Lines containing the word "cancer" should be extracted in full.
╭─ Excerpted records
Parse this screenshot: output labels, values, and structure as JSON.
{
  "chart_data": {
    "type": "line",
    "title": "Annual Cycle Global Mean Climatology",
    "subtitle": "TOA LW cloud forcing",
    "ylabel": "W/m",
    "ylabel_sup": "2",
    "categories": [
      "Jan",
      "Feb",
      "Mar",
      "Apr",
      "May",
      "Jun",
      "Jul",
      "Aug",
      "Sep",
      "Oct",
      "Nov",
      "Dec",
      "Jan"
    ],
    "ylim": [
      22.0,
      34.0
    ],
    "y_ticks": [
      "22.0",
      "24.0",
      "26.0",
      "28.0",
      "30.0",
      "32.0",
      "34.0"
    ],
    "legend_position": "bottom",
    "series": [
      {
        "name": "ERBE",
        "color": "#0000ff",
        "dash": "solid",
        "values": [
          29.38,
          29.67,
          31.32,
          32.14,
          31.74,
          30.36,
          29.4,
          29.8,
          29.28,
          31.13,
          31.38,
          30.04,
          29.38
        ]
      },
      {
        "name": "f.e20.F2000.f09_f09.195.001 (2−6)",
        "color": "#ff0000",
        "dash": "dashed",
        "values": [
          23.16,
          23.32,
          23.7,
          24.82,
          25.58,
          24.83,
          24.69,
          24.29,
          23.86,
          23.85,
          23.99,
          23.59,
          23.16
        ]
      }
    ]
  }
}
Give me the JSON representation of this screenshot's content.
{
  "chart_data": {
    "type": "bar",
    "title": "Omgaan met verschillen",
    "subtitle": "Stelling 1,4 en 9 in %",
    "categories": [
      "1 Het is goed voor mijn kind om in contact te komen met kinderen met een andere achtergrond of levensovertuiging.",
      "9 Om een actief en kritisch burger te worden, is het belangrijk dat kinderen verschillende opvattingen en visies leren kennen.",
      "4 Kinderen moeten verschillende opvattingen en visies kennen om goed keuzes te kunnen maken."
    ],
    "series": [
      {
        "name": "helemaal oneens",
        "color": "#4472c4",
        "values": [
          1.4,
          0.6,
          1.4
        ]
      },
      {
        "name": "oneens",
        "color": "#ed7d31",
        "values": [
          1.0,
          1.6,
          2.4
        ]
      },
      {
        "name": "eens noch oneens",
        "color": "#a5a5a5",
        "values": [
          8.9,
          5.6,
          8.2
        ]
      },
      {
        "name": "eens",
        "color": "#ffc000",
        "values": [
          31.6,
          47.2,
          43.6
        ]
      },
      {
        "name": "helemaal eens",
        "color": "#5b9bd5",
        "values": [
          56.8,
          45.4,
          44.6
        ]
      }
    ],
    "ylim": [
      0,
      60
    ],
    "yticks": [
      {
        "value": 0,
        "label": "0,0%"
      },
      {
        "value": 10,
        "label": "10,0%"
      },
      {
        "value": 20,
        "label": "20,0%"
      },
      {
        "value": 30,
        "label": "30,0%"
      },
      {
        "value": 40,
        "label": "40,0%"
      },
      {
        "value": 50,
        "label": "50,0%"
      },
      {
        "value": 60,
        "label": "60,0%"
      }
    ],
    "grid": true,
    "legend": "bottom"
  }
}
╰─
╭─ Excerpted records
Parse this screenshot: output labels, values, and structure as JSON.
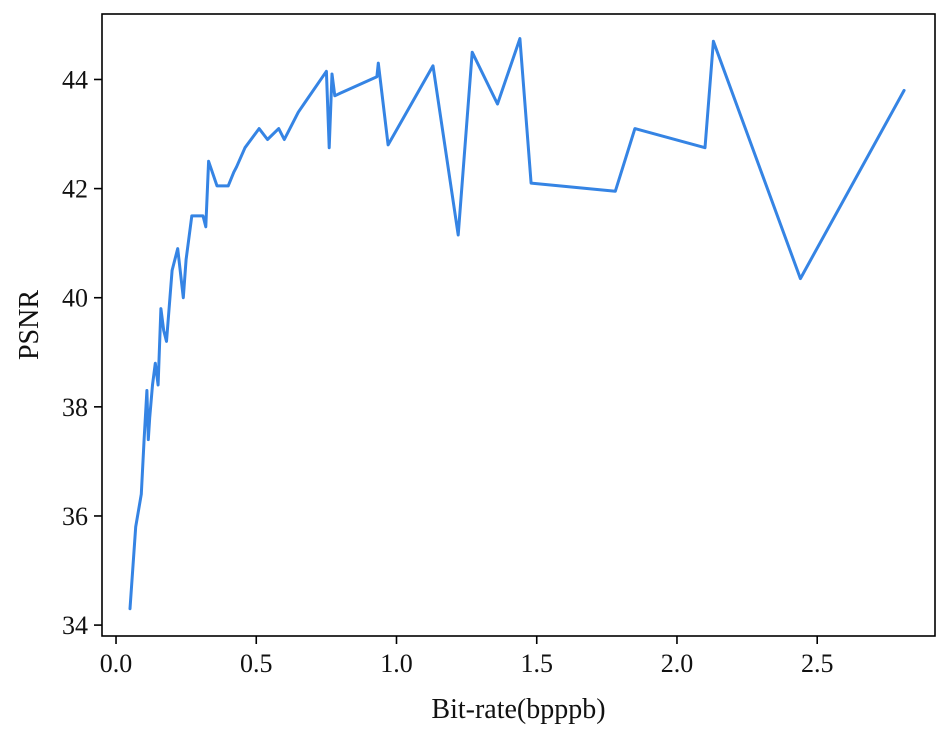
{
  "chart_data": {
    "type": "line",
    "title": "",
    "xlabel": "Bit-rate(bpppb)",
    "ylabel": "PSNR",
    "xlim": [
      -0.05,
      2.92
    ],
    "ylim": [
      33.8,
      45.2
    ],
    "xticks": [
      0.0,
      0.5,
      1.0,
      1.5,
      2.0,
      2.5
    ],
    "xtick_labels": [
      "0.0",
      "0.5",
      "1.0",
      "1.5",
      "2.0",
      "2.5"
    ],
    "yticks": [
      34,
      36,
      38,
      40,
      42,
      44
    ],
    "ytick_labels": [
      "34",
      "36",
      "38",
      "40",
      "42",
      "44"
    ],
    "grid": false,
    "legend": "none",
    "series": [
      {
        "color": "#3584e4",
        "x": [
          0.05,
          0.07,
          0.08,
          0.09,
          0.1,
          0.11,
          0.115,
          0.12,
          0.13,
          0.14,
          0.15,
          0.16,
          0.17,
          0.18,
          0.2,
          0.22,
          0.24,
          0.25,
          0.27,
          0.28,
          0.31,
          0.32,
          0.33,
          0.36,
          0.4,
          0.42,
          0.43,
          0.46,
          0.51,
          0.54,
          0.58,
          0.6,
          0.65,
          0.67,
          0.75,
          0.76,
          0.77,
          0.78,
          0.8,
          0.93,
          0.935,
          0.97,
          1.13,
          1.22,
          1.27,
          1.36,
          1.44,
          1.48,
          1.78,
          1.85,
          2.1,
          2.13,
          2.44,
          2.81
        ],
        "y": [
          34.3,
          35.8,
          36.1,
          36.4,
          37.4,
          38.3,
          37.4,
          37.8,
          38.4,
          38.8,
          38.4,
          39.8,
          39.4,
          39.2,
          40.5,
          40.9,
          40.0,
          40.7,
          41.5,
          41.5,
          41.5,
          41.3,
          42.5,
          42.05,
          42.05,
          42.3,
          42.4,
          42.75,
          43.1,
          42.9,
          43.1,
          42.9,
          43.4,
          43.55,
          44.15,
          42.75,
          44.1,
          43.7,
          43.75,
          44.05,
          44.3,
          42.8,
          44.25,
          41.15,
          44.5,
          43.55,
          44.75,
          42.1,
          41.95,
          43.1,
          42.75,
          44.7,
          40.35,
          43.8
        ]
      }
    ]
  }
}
╰─
╭─ Excerpted records
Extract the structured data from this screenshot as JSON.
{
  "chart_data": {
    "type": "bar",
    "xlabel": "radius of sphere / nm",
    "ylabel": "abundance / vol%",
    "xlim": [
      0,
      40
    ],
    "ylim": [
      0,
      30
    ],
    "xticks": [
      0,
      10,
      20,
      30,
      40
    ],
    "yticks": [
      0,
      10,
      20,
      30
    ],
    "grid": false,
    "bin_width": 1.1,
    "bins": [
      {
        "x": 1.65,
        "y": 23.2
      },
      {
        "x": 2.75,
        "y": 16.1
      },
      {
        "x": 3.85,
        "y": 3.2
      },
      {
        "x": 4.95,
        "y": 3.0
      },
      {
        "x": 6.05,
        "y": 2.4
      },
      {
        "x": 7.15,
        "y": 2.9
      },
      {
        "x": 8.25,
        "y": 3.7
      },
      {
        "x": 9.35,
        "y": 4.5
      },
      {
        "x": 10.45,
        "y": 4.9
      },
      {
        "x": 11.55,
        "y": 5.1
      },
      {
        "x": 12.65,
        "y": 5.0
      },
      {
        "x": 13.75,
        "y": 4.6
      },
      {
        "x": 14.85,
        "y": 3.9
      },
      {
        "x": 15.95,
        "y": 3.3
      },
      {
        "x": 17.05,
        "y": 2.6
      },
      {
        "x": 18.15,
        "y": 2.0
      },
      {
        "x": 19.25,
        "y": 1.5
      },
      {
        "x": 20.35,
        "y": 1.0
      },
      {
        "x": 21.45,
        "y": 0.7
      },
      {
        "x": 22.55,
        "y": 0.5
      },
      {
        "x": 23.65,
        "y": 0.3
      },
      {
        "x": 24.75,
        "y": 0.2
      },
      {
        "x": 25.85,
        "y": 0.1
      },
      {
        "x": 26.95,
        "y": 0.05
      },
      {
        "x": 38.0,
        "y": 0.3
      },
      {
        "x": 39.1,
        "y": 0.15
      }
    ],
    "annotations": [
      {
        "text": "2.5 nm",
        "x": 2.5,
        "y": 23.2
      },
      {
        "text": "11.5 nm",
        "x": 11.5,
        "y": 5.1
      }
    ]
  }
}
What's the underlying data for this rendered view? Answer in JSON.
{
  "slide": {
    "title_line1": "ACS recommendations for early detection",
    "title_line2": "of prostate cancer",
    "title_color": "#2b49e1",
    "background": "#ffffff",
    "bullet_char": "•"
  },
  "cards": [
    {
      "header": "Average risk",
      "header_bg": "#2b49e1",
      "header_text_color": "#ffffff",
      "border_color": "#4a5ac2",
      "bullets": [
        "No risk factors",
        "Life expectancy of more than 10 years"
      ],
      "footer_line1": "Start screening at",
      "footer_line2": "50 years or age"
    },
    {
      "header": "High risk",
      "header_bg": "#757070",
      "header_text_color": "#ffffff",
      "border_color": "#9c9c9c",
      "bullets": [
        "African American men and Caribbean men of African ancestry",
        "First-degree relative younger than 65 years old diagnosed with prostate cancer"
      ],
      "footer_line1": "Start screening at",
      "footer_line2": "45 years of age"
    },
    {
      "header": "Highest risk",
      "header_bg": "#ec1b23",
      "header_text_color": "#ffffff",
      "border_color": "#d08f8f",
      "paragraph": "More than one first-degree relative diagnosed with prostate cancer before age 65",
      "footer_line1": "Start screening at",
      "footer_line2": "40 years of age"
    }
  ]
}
╰─
Response for this exercise
    "title_line2": "of prostate cancer",
        "First-degree relative younger than 65 years old diagnosed with prostate cancer"
      "paragraph": "More than one first-degree relative diagnosed with prostate cancer before age 65",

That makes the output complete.